++++ GIVEN RECORDS ++++

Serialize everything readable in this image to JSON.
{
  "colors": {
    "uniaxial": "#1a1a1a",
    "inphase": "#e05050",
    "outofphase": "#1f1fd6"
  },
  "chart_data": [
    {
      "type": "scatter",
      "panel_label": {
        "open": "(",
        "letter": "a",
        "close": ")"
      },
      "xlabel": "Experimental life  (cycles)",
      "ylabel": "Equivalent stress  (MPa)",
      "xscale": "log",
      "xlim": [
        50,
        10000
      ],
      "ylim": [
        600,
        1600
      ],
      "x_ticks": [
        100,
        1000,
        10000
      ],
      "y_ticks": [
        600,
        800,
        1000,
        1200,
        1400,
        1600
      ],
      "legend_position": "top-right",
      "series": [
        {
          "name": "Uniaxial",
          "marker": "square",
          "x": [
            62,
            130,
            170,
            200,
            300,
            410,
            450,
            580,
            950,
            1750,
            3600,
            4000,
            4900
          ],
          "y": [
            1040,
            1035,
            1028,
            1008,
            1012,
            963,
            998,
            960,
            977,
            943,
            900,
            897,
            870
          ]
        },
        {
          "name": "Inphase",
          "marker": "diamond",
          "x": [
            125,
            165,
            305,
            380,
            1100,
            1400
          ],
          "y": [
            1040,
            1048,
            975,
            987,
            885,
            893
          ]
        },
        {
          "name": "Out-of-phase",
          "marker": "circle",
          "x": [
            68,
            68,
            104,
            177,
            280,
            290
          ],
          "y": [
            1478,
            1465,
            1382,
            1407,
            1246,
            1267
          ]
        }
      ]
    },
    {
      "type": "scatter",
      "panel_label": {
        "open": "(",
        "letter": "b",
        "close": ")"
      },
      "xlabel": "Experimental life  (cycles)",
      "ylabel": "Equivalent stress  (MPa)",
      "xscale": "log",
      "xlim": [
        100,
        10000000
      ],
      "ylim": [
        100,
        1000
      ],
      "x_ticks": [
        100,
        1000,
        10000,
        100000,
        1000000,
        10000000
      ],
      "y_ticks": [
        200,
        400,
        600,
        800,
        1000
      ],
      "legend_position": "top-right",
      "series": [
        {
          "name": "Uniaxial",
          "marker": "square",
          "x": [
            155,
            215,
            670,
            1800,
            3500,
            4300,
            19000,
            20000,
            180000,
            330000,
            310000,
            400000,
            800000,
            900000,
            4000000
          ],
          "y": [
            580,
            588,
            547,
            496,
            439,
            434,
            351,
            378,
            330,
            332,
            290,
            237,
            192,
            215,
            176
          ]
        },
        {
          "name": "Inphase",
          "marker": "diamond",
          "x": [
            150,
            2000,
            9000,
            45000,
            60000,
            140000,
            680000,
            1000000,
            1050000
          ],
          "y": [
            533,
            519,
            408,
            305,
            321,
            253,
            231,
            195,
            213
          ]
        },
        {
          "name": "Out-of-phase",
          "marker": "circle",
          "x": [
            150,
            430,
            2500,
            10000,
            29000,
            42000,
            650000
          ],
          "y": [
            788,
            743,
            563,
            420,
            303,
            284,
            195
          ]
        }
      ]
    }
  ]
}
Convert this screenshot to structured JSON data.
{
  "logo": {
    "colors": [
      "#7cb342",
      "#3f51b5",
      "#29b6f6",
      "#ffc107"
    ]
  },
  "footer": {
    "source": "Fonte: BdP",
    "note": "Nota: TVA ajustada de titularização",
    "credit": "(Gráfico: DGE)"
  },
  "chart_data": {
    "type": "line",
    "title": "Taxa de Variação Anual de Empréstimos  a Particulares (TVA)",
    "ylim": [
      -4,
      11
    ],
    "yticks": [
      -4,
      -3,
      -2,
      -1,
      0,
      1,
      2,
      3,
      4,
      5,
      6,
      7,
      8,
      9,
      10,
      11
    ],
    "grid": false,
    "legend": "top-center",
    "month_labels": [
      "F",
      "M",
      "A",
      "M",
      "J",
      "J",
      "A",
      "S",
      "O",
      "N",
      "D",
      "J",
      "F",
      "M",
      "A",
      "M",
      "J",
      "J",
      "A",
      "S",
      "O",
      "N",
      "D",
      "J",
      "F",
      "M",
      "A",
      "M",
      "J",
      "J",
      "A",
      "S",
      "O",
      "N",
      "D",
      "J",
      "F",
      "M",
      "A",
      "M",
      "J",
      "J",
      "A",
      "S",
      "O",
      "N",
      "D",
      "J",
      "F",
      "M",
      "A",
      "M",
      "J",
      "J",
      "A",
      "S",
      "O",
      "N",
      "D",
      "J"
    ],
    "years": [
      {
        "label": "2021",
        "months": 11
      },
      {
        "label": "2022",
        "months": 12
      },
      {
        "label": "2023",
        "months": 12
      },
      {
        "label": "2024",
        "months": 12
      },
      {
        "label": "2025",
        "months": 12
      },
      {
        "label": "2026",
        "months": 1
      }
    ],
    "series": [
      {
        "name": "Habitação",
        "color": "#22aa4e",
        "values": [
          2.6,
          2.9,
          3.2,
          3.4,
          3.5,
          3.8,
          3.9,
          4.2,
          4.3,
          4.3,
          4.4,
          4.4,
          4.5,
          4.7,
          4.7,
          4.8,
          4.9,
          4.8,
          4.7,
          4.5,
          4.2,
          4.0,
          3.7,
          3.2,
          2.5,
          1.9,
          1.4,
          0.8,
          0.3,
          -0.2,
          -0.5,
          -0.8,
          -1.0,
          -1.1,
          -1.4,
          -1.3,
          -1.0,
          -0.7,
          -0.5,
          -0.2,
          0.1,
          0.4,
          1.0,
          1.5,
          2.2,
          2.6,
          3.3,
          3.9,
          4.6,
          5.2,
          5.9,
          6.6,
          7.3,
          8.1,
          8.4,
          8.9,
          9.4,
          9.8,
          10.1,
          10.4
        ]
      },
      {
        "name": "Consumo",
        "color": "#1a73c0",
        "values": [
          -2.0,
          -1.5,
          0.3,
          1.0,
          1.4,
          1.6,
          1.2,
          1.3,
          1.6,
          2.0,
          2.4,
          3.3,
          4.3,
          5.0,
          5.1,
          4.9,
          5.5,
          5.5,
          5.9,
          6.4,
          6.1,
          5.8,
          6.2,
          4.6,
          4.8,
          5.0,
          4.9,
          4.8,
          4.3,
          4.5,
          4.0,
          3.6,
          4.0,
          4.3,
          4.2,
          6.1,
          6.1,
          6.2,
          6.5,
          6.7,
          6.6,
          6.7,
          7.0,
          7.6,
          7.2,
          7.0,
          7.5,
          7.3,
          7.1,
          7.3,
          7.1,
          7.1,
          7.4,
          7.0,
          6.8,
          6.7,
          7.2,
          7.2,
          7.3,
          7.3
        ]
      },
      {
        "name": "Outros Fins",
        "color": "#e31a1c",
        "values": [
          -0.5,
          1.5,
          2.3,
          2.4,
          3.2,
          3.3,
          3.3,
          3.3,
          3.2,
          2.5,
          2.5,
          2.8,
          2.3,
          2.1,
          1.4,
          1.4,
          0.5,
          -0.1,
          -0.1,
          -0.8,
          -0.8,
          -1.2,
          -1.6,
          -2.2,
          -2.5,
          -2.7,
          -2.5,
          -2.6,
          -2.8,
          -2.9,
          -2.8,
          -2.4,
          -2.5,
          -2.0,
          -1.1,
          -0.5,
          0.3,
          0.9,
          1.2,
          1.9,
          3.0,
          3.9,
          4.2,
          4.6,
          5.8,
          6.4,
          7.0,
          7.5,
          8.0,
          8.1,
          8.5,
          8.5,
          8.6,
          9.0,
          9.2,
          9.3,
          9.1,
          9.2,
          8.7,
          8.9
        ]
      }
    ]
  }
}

++++

Retype the whole listing, matching it exactly.

Serialize everything readable in this image to JSON.
{
  "colors": {
    "uniaxial": "#1a1a1a",
    "inphase": "#e05050",
    "outofphase": "#1f1fd6"
  },
  "chart_data": [
    {
      "type": "scatter",
      "panel_label": {
        "open": "(",
        "letter": "a",
        "close": ")"
      },
      "xlabel": "Experimental life  (cycles)",
      "ylabel": "Equivalent stress  (MPa)",
      "xscale": "log",
      "xlim": [
        50,
        10000
      ],
      "ylim": [
        600,
        1600
      ],
      "x_ticks": [
        100,
        1000,
        10000
      ],
      "y_ticks": [
        600,
        800,
        1000,
        1200,
        1400,
        1600
      ],
      "legend_position": "top-right",
      "series": [
        {
          "name": "Uniaxial",
          "marker": "square",
          "x": [
            62,
            130,
            170,
            200,
            300,
            410,
            450,
            580,
            950,
            1750,
            3600,
            4000,
            4900
          ],
          "y": [
            1040,
            1035,
            1028,
            1008,
            1012,
            963,
            998,
            960,
            977,
            943,
            900,
            897,
            870
          ]
        },
        {
          "name": "Inphase",
          "marker": "diamond",
          "x": [
            125,
            165,
            305,
            380,
            1100,
            1400
          ],
          "y": [
            1040,
            1048,
            975,
            987,
            885,
            893
          ]
        },
        {
          "name": "Out-of-phase",
          "marker": "circle",
          "x": [
            68,
            68,
            104,
            177,
            280,
            290
          ],
          "y": [
            1478,
            1465,
            1382,
            1407,
            1246,
            1267
          ]
        }
      ]
    },
    {
      "type": "scatter",
      "panel_label": {
        "open": "(",
        "letter": "b",
        "close": ")"
      },
      "xlabel": "Experimental life  (cycles)",
      "ylabel": "Equivalent stress  (MPa)",
      "xscale": "log",
      "xlim": [
        100,
        10000000
      ],
      "ylim": [
        100,
        1000
      ],
      "x_ticks": [
        100,
        1000,
        10000,
        100000,
        1000000,
        10000000
      ],
      "y_ticks": [
        200,
        400,
        600,
        800,
        1000
      ],
      "legend_position": "top-right",
      "series": [
        {
          "name": "Uniaxial",
          "marker": "square",
          "x": [
            155,
            215,
            670,
            1800,
            3500,
            4300,
            19000,
            20000,
            180000,
            330000,
            310000,
            400000,
            800000,
            900000,
            4000000
          ],
          "y": [
            580,
            588,
            547,
            496,
            439,
            434,
            351,
            378,
            330,
            332,
            290,
            237,
            192,
            215,
            176
          ]
        },
        {
          "name": "Inphase",
          "marker": "diamond",
          "x": [
            150,
            2000,
            9000,
            45000,
            60000,
            140000,
            680000,
            1000000,
            1050000
          ],
          "y": [
            533,
            519,
            408,
            305,
            321,
            253,
            231,
            195,
            213
          ]
        },
        {
          "name": "Out-of-phase",
          "marker": "circle",
          "x": [
            150,
            430,
            2500,
            10000,
            29000,
            42000,
            650000
          ],
          "y": [
            788,
            743,
            563,
            420,
            303,
            284,
            195
          ]
        }
      ]
    }
  ]
}
Convert this screenshot to structured JSON data.
{
  "logo": {
    "colors": [
      "#7cb342",
      "#3f51b5",
      "#29b6f6",
      "#ffc107"
    ]
  },
  "footer": {
    "source": "Fonte: BdP",
    "note": "Nota: TVA ajustada de titularização",
    "credit": "(Gráfico: DGE)"
  },
  "chart_data": {
    "type": "line",
    "title": "Taxa de Variação Anual de Empréstimos  a Particulares (TVA)",
    "ylim": [
      -4,
      11
    ],
    "yticks": [
      -4,
      -3,
      -2,
      -1,
      0,
      1,
      2,
      3,
      4,
      5,
      6,
      7,
      8,
      9,
      10,
      11
    ],
    "grid": false,
    "legend": "top-center",
    "month_labels": [
      "F",
      "M",
      "A",
      "M",
      "J",
      "J",
      "A",
      "S",
      "O",
      "N",
      "D",
      "J",
      "F",
      "M",
      "A",
      "M",
      "J",
      "J",
      "A",
      "S",
      "O",
      "N",
      "D",
      "J",
      "F",
      "M",
      "A",
      "M",
      "J",
      "J",
      "A",
      "S",
      "O",
      "N",
      "D",
      "J",
      "F",
      "M",
      "A",
      "M",
      "J",
      "J",
      "A",
      "S",
      "O",
      "N",
      "D",
      "J",
      "F",
      "M",
      "A",
      "M",
      "J",
      "J",
      "A",
      "S",
      "O",
      "N",
      "D",
      "J"
    ],
    "years": [
      {
        "label": "2021",
        "months": 11
      },
      {
        "label": "2022",
        "months": 12
      },
      {
        "label": "2023",
        "months": 12
      },
      {
        "label": "2024",
        "months": 12
      },
      {
        "label": "2025",
        "months": 12
      },
      {
        "label": "2026",
        "months": 1
      }
    ],
    "series": [
      {
        "name": "Habitação",
        "color": "#22aa4e",
        "values": [
          2.6,
          2.9,
          3.2,
          3.4,
          3.5,
          3.8,
          3.9,
          4.2,
          4.3,
          4.3,
          4.4,
          4.4,
          4.5,
          4.7,
          4.7,
          4.8,
          4.9,
          4.8,
          4.7,
          4.5,
          4.2,
          4.0,
          3.7,
          3.2,
          2.5,
          1.9,
          1.4,
          0.8,
          0.3,
          -0.2,
          -0.5,
          -0.8,
          -1.0,
          -1.1,
          -1.4,
          -1.3,
          -1.0,
          -0.7,
          -0.5,
          -0.2,
          0.1,
          0.4,
          1.0,
          1.5,
          2.2,
          2.6,
          3.3,
          3.9,
          4.6,
          5.2,
          5.9,
          6.6,
          7.3,
          8.1,
          8.4,
          8.9,
          9.4,
          9.8,
          10.1,
          10.4
        ]
      },
      {
        "name": "Consumo",
        "color": "#1a73c0",
        "values": [
          -2.0,
          -1.5,
          0.3,
          1.0,
          1.4,
          1.6,
          1.2,
          1.3,
          1.6,
          2.0,
          2.4,
          3.3,
          4.3,
          5.0,
          5.1,
          4.9,
          5.5,
          5.5,
          5.9,
          6.4,
          6.1,
          5.8,
          6.2,
          4.6,
          4.8,
          5.0,
          4.9,
          4.8,
          4.3,
          4.5,
          4.0,
          3.6,
          4.0,
          4.3,
          4.2,
          6.1,
          6.1,
          6.2,
          6.5,
          6.7,
          6.6,
          6.7,
          7.0,
          7.6,
          7.2,
          7.0,
          7.5,
          7.3,
          7.1,
          7.3,
          7.1,
          7.1,
          7.4,
          7.0,
          6.8,
          6.7,
          7.2,
          7.2,
          7.3,
          7.3
        ]
      },
      {
        "name": "Outros Fins",
        "color": "#e31a1c",
        "values": [
          -0.5,
          1.5,
          2.3,
          2.4,
          3.2,
          3.3,
          3.3,
          3.3,
          3.2,
          2.5,
          2.5,
          2.8,
          2.3,
          2.1,
          1.4,
          1.4,
          0.5,
          -0.1,
          -0.1,
          -0.8,
          -0.8,
          -1.2,
          -1.6,
          -2.2,
          -2.5,
          -2.7,
          -2.5,
          -2.6,
          -2.8,
          -2.9,
          -2.8,
          -2.4,
          -2.5,
          -2.0,
          -1.1,
          -0.5,
          0.3,
          0.9,
          1.2,
          1.9,
          3.0,
          3.9,
          4.2,
          4.6,
          5.8,
          6.4,
          7.0,
          7.5,
          8.0,
          8.1,
          8.5,
          8.5,
          8.6,
          9.0,
          9.2,
          9.3,
          9.1,
          9.2,
          8.7,
          8.9
        ]
      }
    ]
  }
}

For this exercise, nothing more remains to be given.